**OBJECTIVE**.
Restate the material word for word and leave out anything that is a picture.

**RECORDS FOR PROCESSING**.
########

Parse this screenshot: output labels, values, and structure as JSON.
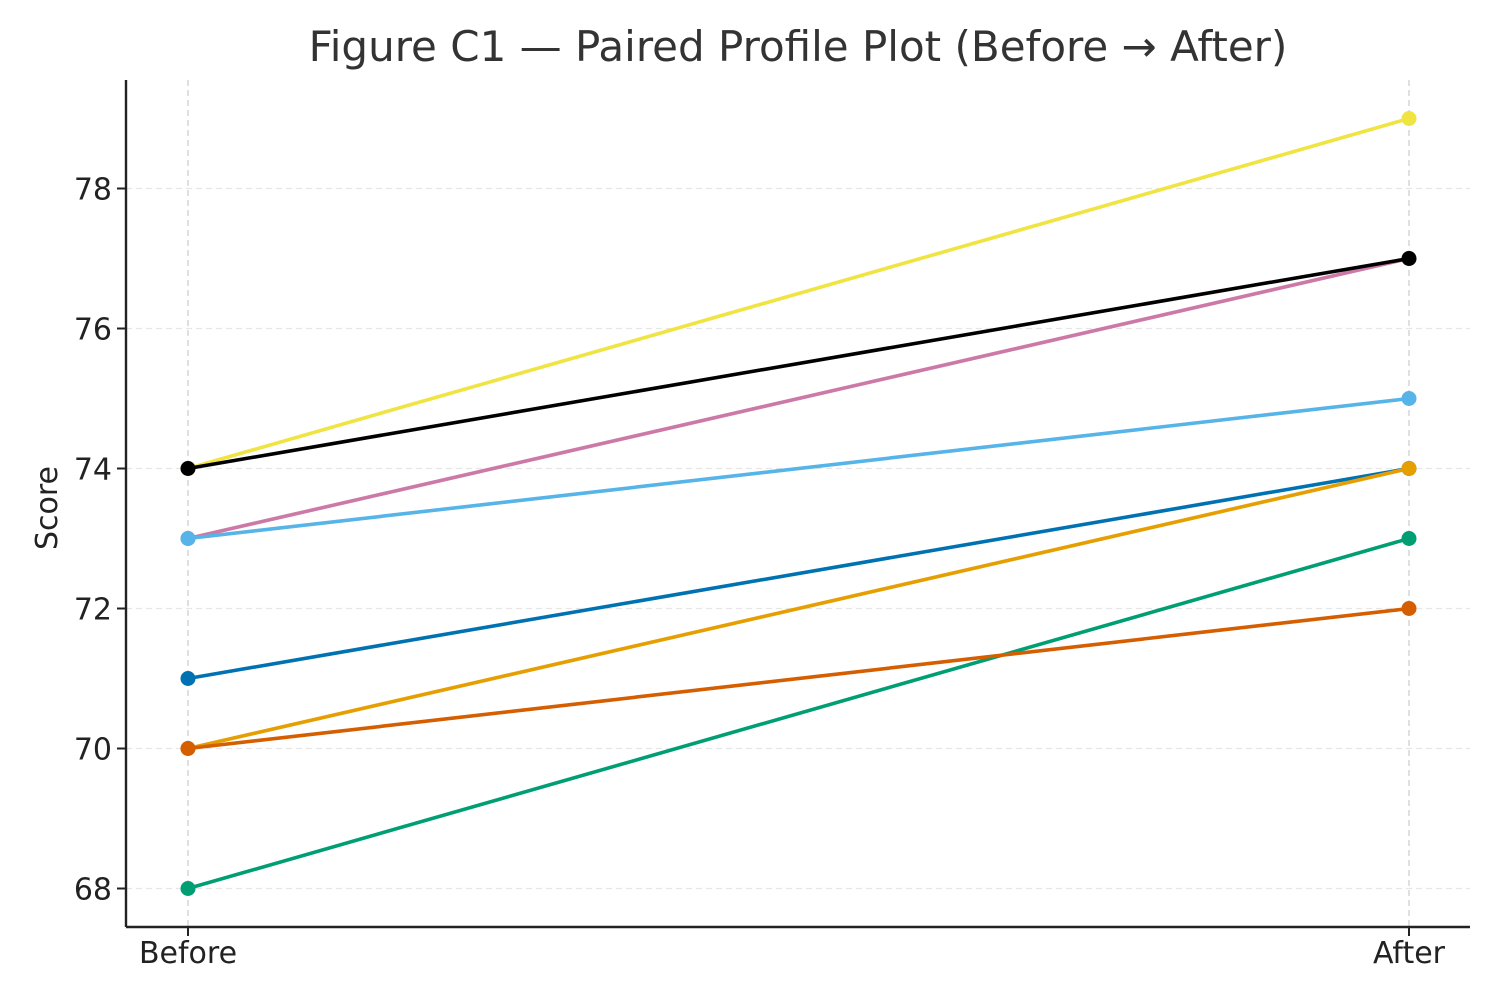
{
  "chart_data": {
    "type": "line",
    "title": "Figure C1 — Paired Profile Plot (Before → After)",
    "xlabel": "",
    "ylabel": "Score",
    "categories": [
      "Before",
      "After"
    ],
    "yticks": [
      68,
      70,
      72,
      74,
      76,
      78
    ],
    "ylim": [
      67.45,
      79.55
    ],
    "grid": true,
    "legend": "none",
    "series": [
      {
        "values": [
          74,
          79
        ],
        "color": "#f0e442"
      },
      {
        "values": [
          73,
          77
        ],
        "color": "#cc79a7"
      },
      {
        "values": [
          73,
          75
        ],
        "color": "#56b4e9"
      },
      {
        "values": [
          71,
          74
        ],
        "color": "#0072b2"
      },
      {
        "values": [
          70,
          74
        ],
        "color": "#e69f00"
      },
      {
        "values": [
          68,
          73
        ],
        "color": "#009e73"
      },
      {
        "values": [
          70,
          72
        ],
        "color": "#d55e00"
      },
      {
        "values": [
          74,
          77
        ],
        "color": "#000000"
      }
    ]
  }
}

########

**SOLUTION FOR THIS PROBLEM**.
Parse this screenshot: output labels, values, and structure as JSON.
{
  "chart_data": {
    "type": "line",
    "title": "Figure C1 — Paired Profile Plot (Before → After)",
    "xlabel": "",
    "ylabel": "Score",
    "categories": [
      "Before",
      "After"
    ],
    "yticks": [
      68,
      70,
      72,
      74,
      76,
      78
    ],
    "ylim": [
      67.45,
      79.55
    ],
    "grid": true,
    "legend": "none",
    "series": [
      {
        "values": [
          74,
          79
        ],
        "color": "#f0e442"
      },
      {
        "values": [
          73,
          77
        ],
        "color": "#cc79a7"
      },
      {
        "values": [
          73,
          75
        ],
        "color": "#56b4e9"
      },
      {
        "values": [
          71,
          74
        ],
        "color": "#0072b2"
      },
      {
        "values": [
          70,
          74
        ],
        "color": "#e69f00"
      },
      {
        "values": [
          68,
          73
        ],
        "color": "#009e73"
      },
      {
        "values": [
          70,
          72
        ],
        "color": "#d55e00"
      },
      {
        "values": [
          74,
          77
        ],
        "color": "#000000"
      }
    ]
  }
}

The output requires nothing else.